Short problem => Pick out the lines in the listing below that contain the word "first" and copy them.

··········

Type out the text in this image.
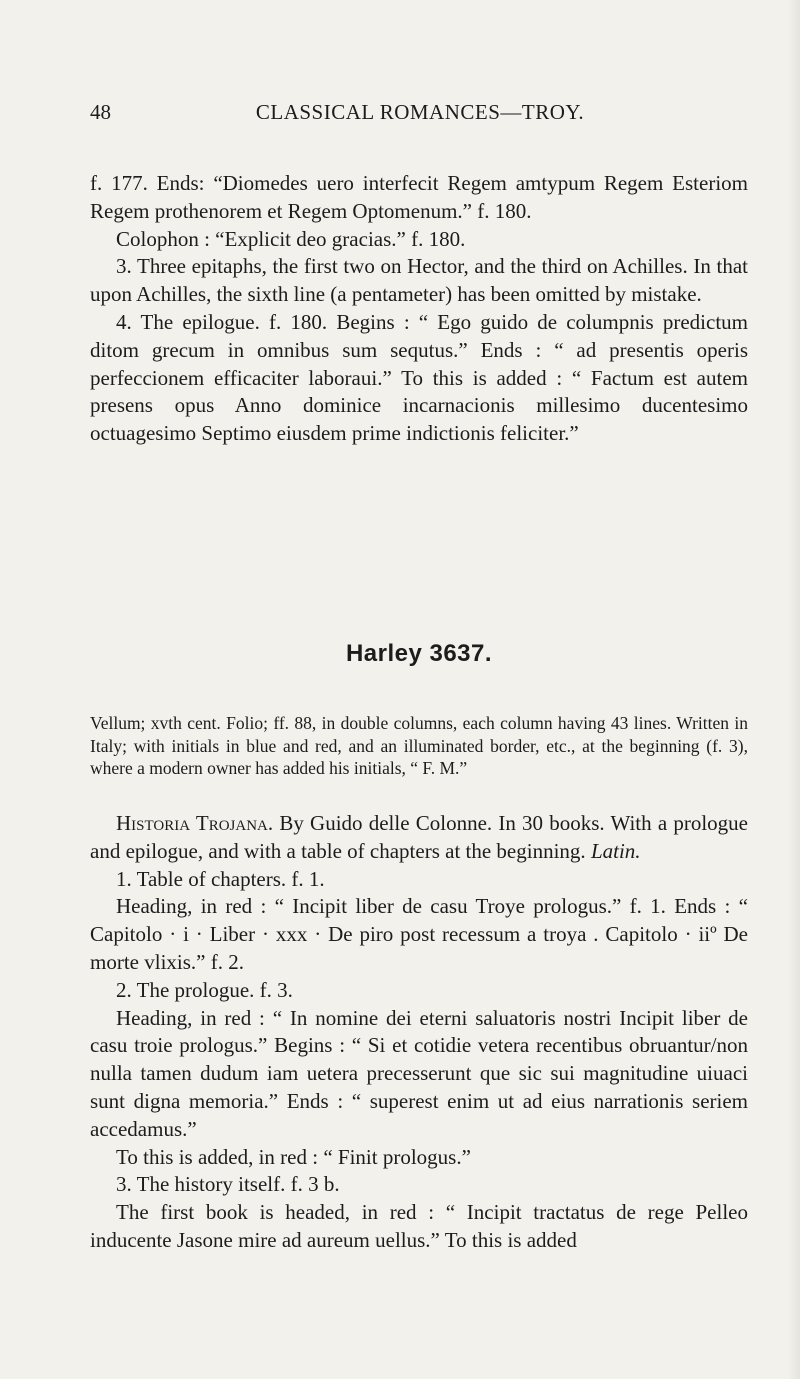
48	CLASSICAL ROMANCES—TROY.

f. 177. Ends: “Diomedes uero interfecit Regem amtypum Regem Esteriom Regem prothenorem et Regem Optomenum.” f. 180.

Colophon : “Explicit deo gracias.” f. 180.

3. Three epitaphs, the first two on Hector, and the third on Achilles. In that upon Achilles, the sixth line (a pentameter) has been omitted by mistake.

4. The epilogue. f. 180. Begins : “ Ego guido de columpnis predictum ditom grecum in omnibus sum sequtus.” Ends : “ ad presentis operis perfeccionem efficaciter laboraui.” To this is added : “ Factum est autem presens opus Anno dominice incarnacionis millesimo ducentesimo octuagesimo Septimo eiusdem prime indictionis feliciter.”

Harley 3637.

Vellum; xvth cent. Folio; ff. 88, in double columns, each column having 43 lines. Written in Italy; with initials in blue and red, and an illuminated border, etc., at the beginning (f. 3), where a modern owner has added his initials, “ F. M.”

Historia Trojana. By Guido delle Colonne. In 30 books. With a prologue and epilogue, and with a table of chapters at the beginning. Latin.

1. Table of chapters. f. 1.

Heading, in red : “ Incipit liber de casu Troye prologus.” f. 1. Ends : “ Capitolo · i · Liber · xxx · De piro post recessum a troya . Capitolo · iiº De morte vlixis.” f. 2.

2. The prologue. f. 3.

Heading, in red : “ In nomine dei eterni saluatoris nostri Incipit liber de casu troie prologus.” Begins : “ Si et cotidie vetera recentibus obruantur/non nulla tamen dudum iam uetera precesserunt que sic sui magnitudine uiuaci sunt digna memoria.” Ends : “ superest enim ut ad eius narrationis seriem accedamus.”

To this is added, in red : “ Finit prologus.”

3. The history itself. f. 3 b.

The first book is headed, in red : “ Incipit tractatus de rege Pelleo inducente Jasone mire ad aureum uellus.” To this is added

··········

Exercise response =>
3. Three epitaphs, the first two on Hector, and the third on Achilles. In that upon Achilles, the sixth line (a pentameter) has been omitted by mistake.
The first book is headed, in red : “ Incipit tractatus de rege Pelleo inducente Jasone mire ad aureum uellus.” To this is added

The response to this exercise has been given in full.